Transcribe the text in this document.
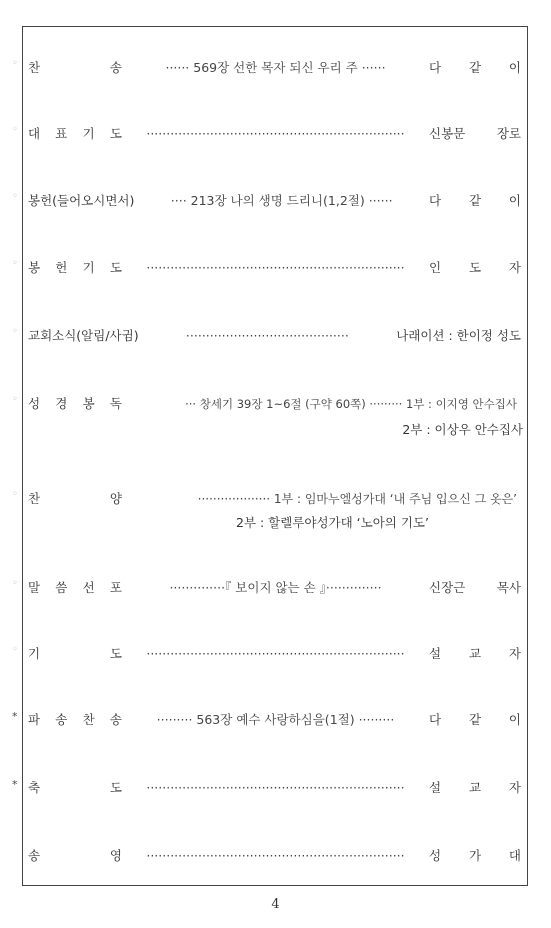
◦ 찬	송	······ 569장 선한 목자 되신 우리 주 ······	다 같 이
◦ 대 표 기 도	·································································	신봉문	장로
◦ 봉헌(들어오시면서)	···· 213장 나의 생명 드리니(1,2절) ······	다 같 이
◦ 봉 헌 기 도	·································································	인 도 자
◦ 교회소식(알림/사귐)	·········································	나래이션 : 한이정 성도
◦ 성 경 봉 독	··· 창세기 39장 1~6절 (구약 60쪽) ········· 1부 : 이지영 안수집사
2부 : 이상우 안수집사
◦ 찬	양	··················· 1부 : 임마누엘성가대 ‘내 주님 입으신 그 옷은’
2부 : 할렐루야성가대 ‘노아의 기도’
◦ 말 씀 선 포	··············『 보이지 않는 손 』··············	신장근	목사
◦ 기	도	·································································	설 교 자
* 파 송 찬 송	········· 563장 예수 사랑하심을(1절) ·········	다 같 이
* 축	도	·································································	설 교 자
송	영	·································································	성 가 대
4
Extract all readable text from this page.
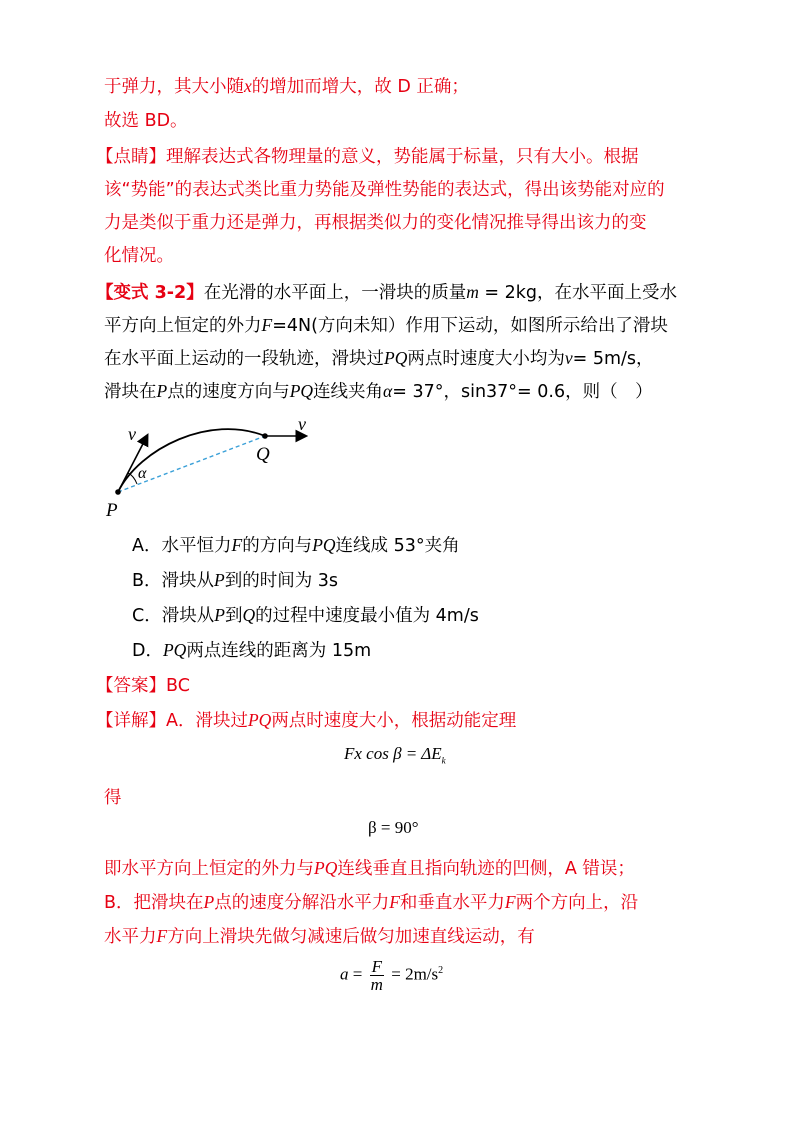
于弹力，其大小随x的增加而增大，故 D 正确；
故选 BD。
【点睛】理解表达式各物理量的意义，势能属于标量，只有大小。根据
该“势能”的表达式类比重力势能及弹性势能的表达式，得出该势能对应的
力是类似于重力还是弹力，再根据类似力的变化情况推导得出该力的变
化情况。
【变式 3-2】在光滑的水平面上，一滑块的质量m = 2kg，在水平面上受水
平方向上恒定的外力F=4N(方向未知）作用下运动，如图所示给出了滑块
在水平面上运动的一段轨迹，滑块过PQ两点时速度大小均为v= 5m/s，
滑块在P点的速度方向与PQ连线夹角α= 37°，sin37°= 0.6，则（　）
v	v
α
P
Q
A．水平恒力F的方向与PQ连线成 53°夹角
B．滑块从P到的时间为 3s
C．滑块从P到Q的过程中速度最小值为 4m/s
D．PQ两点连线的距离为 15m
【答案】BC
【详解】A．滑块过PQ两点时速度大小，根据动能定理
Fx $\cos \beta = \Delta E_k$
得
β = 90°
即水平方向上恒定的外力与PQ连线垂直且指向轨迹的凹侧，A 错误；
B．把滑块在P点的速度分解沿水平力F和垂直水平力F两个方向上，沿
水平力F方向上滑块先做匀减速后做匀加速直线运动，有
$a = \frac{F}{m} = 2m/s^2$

_TASK GOAL_
Copy every record character for character. Skip the pictures.

_OUTPUT BELOW_
Transcribe the text in this document.
◦ 찬	송	······ 569장 선한 목자 되신 우리 주 ······	다 같 이
◦ 대 표 기 도	·································································	신봉문	장로
◦ 봉헌(들어오시면서)	···· 213장 나의 생명 드리니(1,2절) ······	다 같 이
◦ 봉 헌 기 도	·································································	인 도 자
◦ 교회소식(알림/사귐)	·········································	나래이션 : 한이정 성도
◦ 성 경 봉 독	··· 창세기 39장 1~6절 (구약 60쪽) ········· 1부 : 이지영 안수집사
2부 : 이상우 안수집사
◦ 찬	양	··················· 1부 : 임마누엘성가대 ‘내 주님 입으신 그 옷은’
2부 : 할렐루야성가대 ‘노아의 기도’
◦ 말 씀 선 포	··············『 보이지 않는 손 』··············	신장근	목사
◦ 기	도	·································································	설 교 자
* 파 송 찬 송	········· 563장 예수 사랑하심을(1절) ·········	다 같 이
* 축	도	·································································	설 교 자
송	영	·································································	성 가 대
4
Extract all readable text from this page.
于弹力，其大小随x的增加而增大，故 D 正确；
故选 BD。
【点睛】理解表达式各物理量的意义，势能属于标量，只有大小。根据
该“势能”的表达式类比重力势能及弹性势能的表达式，得出该势能对应的
力是类似于重力还是弹力，再根据类似力的变化情况推导得出该力的变
化情况。
【变式 3-2】在光滑的水平面上，一滑块的质量m = 2kg，在水平面上受水
平方向上恒定的外力F=4N(方向未知）作用下运动，如图所示给出了滑块
在水平面上运动的一段轨迹，滑块过PQ两点时速度大小均为v= 5m/s，
滑块在P点的速度方向与PQ连线夹角α= 37°，sin37°= 0.6，则（　）
v	v
α
P
Q
A．水平恒力F的方向与PQ连线成 53°夹角
B．滑块从P到的时间为 3s
C．滑块从P到Q的过程中速度最小值为 4m/s
D．PQ两点连线的距离为 15m
【答案】BC
【详解】A．滑块过PQ两点时速度大小，根据动能定理
Fx $\cos \beta = \Delta E_k$
得
β = 90°
即水平方向上恒定的外力与PQ连线垂直且指向轨迹的凹侧，A 错误；
B．把滑块在P点的速度分解沿水平力F和垂直水平力F两个方向上，沿
水平力F方向上滑块先做匀减速后做匀加速直线运动，有
$a = \frac{F}{m} = 2m/s^2$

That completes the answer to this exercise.